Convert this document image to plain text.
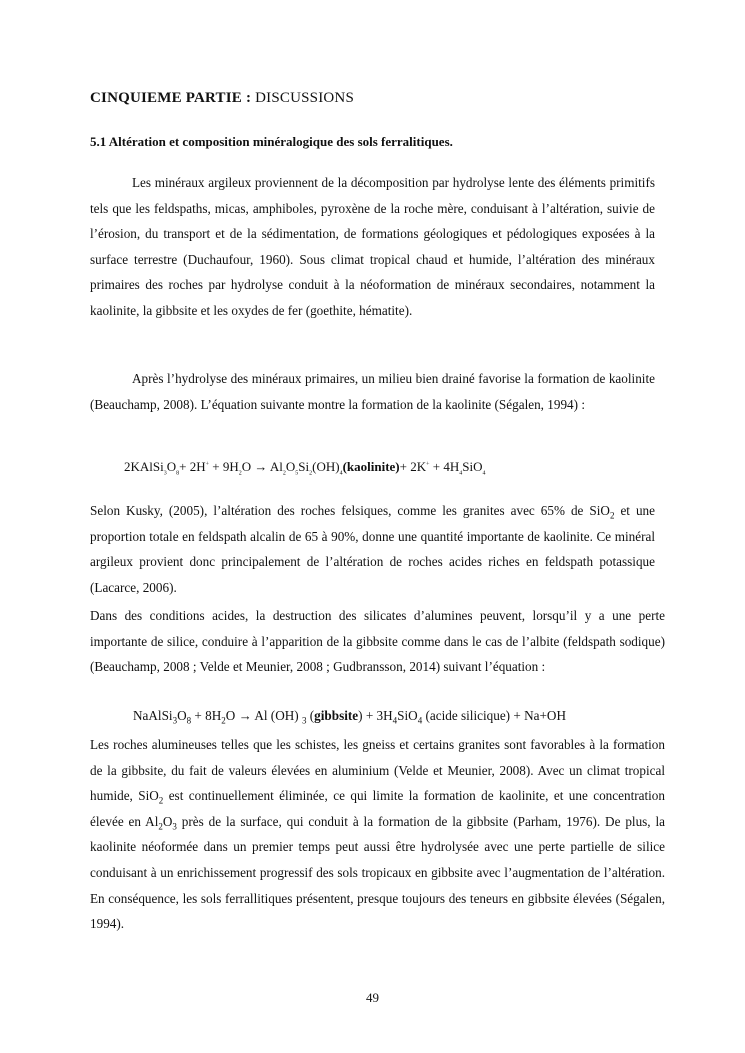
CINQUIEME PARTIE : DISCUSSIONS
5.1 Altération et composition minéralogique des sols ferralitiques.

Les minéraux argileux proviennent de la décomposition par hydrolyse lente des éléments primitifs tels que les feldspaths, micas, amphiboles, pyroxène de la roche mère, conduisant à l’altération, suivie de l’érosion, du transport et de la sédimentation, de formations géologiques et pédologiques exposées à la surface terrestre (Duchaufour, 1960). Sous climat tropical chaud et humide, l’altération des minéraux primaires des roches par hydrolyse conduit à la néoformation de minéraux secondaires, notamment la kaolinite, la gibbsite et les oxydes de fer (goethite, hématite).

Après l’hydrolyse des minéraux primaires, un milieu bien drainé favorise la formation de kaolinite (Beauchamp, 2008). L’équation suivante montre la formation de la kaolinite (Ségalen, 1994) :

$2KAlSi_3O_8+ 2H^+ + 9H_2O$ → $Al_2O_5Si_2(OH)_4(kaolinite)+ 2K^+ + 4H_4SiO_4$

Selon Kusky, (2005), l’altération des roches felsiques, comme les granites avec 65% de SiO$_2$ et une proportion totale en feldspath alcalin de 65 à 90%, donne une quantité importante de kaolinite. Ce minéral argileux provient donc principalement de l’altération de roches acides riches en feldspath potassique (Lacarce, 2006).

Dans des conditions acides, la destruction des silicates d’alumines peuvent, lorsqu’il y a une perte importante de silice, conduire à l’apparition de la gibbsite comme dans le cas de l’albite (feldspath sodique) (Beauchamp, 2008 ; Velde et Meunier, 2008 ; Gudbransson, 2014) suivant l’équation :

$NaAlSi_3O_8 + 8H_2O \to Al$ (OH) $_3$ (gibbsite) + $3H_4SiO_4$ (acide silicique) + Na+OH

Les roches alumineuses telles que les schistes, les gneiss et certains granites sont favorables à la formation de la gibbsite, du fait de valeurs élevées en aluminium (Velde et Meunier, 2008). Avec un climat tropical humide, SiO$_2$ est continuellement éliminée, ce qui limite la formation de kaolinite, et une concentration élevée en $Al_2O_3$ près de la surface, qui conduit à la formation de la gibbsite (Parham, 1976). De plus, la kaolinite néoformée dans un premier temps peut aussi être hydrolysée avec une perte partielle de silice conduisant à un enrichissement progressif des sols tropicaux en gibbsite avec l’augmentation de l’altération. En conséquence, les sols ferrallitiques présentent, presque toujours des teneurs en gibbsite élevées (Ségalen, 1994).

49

-=-=-=-=-

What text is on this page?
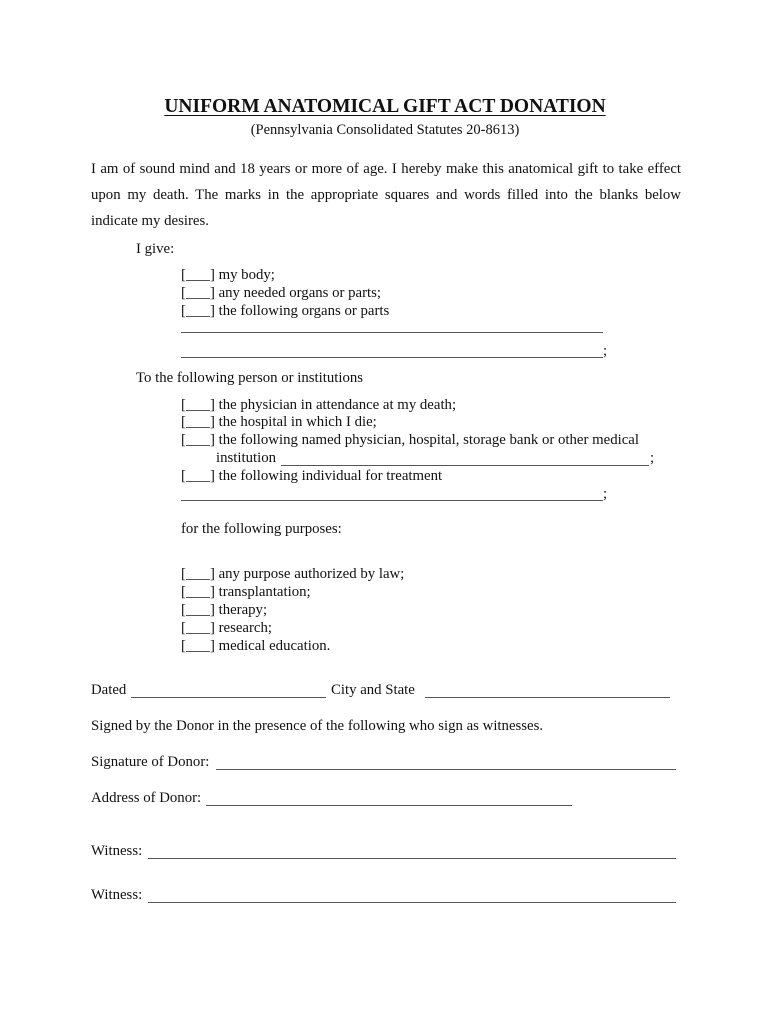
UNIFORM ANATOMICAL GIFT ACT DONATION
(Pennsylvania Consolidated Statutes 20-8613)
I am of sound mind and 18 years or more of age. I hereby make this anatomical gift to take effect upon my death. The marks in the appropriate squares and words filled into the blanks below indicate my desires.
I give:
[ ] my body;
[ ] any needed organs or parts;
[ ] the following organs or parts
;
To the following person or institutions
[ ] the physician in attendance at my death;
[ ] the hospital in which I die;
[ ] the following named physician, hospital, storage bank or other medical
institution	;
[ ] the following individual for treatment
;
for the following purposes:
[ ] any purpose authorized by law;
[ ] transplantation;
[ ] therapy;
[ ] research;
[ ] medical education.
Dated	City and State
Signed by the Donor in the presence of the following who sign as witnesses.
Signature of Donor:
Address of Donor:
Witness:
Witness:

-=-=-=-=-

• TASK STATEMENT
Each line that holds the word "hospital" should be extracted from the records.

• COMPLETE RESPONSE
[ ] the hospital in which I die;
[ ] the following named physician, hospital, storage bank or other medical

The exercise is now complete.